Document extract:
········
Minimally invasive ablation techniques have increasingly important roles in the management of hepatic tumours, particularly in patients who are unfit for surgery. Multiple ablation techniques have been employed in the treatment of liver tumours, including radiofrequency ablation (RFA), cryoablation, high-intensity focused ultrasound (HIFU), ethanol injections and microwave ablation (MWA). These ablative techniques result in coagulative necrosis of the tumour tissue, which eventually involutes and is replaced by fibrous scar tissue, which in turn can result in hepatic capsular retraction [36, 37] (Figs. 20 and 21).

Fig. 20.

Fig. 20

Axial portal venous CT demonstrating capsular retraction in segment 7/8 with a hypo-enhancing ablation zone deep to it

Fig. 21.
········
Exercise instructions:
(a) In the ablation passage, change everything from "Minimally invasive ablation" down to "20 and 21).", replacing "coagulative necrosis" with "coagulation necrosis".
(b) Continue the passage on liver tumour ablation and capsular retraction from the point where it stops.
The material comes from a separate source unrelated to this text.
········
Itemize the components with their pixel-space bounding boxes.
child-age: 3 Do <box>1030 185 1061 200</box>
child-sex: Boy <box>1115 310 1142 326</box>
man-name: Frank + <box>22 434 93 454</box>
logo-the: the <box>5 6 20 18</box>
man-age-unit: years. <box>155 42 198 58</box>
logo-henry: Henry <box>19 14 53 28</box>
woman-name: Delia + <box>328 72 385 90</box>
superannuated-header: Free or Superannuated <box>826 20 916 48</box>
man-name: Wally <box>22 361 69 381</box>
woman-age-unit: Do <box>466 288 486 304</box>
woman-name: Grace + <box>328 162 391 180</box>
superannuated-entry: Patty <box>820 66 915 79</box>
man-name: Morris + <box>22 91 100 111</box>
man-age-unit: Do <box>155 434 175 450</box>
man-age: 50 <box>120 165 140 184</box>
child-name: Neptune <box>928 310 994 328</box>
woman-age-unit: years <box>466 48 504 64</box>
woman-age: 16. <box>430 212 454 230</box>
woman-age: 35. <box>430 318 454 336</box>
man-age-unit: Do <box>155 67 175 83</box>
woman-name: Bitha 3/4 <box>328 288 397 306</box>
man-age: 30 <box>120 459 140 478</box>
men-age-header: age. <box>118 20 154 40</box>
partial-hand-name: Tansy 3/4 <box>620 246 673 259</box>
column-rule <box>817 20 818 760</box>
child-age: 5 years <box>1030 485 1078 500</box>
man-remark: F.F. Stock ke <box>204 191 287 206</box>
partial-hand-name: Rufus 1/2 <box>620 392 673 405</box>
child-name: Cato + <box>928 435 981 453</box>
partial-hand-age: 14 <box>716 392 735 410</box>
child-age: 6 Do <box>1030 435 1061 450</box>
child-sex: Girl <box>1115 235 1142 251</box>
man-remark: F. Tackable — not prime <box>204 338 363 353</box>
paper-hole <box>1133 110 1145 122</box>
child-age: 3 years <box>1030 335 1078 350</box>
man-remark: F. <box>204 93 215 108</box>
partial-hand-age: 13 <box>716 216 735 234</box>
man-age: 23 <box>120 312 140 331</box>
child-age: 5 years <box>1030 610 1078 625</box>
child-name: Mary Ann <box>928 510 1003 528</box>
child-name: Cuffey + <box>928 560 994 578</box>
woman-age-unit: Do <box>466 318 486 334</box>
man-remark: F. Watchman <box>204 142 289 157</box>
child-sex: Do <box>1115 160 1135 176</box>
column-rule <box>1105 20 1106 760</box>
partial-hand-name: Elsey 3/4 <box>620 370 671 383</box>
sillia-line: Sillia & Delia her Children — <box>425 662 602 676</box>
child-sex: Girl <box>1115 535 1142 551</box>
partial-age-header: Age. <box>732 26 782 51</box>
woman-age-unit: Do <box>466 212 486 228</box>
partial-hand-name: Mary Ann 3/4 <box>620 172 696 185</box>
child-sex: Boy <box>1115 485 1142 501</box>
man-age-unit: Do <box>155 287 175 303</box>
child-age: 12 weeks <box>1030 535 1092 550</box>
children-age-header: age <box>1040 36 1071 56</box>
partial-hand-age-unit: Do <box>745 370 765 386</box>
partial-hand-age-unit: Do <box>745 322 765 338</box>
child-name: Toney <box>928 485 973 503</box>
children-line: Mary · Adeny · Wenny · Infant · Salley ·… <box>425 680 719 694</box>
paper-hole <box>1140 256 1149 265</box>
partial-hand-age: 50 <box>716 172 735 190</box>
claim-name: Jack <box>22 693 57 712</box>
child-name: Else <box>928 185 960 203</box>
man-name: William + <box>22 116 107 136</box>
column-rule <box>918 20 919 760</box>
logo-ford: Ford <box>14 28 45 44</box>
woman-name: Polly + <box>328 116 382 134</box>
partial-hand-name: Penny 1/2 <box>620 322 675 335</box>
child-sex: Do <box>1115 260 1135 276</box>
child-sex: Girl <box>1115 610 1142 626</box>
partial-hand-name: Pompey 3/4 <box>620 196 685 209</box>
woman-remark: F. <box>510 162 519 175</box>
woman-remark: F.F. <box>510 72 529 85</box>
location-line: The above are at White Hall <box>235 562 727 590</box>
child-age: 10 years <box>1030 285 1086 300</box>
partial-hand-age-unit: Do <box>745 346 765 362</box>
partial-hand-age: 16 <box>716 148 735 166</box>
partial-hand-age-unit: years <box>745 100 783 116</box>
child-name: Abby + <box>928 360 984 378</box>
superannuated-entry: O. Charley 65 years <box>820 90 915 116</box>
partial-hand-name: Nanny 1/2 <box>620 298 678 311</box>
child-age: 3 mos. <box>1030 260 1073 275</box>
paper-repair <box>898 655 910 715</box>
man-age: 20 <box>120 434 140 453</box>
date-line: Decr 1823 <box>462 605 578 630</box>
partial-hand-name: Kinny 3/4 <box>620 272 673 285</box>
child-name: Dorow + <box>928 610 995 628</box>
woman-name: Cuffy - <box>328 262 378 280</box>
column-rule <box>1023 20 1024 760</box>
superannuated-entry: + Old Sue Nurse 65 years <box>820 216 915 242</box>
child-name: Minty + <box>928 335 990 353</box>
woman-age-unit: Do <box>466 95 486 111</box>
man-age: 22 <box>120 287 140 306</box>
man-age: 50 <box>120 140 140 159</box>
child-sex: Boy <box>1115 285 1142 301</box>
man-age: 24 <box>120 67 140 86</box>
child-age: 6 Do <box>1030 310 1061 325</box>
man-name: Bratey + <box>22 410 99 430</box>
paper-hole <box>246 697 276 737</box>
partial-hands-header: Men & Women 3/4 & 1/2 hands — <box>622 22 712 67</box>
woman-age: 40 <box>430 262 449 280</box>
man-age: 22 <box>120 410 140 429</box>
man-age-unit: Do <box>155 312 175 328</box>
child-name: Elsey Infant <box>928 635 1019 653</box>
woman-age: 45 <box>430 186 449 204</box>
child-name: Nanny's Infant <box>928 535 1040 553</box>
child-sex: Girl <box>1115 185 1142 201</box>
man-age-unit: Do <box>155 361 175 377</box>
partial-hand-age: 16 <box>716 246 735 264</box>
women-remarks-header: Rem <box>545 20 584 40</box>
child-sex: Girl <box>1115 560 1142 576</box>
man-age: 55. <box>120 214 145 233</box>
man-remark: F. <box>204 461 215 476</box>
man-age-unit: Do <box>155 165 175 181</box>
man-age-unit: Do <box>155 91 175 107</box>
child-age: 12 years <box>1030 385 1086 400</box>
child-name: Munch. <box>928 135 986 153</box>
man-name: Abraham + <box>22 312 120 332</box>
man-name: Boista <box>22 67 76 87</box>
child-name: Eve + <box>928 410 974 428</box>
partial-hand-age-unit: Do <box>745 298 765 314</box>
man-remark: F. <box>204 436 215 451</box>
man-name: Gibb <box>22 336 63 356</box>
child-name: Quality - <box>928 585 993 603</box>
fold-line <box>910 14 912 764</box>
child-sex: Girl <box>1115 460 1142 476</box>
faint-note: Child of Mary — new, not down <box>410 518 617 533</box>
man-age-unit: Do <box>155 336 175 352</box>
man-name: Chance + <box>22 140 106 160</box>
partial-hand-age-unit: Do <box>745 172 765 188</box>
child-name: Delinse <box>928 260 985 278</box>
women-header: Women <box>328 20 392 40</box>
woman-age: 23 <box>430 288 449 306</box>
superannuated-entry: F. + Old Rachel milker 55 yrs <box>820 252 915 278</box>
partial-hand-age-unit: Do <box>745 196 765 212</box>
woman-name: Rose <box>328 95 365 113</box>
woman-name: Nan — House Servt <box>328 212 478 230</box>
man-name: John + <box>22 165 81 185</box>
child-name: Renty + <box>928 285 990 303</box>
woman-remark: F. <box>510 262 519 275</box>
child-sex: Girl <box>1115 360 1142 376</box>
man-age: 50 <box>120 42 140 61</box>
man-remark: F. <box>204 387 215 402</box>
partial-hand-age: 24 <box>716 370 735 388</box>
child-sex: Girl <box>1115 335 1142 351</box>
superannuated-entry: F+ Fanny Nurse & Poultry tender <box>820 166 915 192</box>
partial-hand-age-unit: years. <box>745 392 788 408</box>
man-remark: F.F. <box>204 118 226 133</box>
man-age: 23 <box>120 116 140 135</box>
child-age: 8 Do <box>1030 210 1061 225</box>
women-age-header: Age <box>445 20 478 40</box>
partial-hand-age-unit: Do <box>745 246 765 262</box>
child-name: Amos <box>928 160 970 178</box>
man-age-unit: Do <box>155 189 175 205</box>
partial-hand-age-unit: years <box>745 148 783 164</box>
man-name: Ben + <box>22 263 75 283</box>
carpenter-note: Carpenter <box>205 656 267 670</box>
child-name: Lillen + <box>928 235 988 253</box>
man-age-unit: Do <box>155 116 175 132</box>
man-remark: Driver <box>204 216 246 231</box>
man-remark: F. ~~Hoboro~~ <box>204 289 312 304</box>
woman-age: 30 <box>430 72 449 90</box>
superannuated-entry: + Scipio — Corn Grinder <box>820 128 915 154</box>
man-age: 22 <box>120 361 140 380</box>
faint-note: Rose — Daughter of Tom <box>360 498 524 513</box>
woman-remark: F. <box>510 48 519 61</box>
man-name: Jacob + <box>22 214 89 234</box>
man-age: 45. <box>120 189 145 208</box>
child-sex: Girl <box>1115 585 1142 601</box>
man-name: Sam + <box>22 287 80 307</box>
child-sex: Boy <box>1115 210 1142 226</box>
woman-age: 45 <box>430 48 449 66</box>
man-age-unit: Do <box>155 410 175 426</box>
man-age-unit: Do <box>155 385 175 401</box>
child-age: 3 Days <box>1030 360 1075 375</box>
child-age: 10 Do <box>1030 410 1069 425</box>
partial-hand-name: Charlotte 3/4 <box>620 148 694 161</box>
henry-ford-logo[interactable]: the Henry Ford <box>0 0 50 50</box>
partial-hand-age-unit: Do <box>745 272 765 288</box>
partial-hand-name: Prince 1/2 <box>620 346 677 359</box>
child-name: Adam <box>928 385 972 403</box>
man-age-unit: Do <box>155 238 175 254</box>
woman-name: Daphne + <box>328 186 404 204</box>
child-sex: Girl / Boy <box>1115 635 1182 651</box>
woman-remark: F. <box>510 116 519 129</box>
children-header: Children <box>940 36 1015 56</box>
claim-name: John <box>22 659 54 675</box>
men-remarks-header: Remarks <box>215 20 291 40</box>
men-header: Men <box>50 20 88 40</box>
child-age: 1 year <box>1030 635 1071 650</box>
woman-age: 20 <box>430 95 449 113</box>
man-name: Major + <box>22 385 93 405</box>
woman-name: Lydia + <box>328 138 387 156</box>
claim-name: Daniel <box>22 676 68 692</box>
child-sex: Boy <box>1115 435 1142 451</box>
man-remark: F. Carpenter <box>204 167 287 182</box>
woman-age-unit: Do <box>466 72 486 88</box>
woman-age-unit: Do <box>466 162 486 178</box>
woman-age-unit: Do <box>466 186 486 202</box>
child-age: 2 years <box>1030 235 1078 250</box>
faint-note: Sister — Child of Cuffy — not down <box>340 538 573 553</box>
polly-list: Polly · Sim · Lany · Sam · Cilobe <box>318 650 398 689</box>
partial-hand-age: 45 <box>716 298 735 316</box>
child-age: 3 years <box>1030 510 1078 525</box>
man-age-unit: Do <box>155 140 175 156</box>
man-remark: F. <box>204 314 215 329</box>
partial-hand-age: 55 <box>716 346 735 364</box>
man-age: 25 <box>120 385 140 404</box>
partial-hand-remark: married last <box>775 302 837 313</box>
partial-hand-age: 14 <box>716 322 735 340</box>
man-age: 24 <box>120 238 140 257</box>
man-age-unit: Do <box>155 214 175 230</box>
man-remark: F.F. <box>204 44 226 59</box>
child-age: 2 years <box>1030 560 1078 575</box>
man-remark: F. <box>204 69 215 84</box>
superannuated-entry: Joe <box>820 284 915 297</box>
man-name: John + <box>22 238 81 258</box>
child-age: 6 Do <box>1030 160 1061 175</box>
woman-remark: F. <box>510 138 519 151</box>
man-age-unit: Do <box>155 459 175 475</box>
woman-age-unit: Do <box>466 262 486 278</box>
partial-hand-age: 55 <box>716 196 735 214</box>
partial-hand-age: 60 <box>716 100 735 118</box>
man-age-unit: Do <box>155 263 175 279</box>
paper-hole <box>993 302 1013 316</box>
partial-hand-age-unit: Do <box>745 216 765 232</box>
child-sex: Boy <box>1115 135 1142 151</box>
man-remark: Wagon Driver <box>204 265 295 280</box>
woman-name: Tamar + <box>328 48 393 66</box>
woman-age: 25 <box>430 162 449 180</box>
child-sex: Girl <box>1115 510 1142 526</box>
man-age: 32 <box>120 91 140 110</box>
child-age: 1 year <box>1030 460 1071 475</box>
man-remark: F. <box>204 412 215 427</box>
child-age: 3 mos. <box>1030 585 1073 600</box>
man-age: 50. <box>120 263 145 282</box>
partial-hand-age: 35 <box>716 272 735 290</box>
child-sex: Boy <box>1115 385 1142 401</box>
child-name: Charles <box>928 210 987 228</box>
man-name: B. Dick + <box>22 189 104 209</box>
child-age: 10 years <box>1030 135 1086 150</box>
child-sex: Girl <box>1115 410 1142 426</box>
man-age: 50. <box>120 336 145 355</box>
········
Results in order:
(a)
Minimally invasive ablation techniques have increasingly important roles in the management of hepatic tumours, particularly in patients who are unfit for surgery. Multiple ablation techniques have been employed in the treatment of liver tumours, including radiofrequency ablation (RFA), cryoablation, high-intensity focused ultrasound (HIFU), ethanol injections and microwave ablation (MWA). These ablative techniques result in coagulation necrosis of the tumour tissue, which eventually involutes and is replaced by fibrous scar tissue, which in turn can result in hepatic capsular retraction [36, 37] (Figs. 20 and 21).

(b)
Fig. 21

Hypo-enhancing focus with capsular retraction in segment 2, at a site of radiofrequency ablation performed for hepatocellular carcinoma 12 months earlier

Pseudomyxoma peritonei

Pseudomyxoma peritonei is the diffuse accumulation of gelatinous ascites due to the rupture of well-differentiated mucinous tumours. The most common cause is ruptured mucinous tumour of the appendix [38]. Mucinous tumours of the colon, rectum and pancreas and urachal tumours have also been shown to cause pseudomyxoma peritonei [39]. There is some controversy regarding pseudomyxoma peritonei due to rupture of tumours of the ovary, and whether these are in fact appendiceal tumour metastases rather than primary ovarian tumours [40, 41]. On CT, pseudomyxoma peritonei appears as low-attenuation, often loculated fluid throughout the peritoneum, omentum and mesentery. Scalloping of visceral surfaces, particularly in the liver, with distortion of the capsule is a very typical feature and allows differentiation from simple ascites. This capsular distortion may mimic hepatic capsular retraction on imaging (Fig. 22). Curvilinear calcification may also be present. On MRI, the gelatinous ascites typically demonstrates low signal on T1 and high signal on T2, and may show some enhancement post-administration of gadolinium contrast.

Fig. 22.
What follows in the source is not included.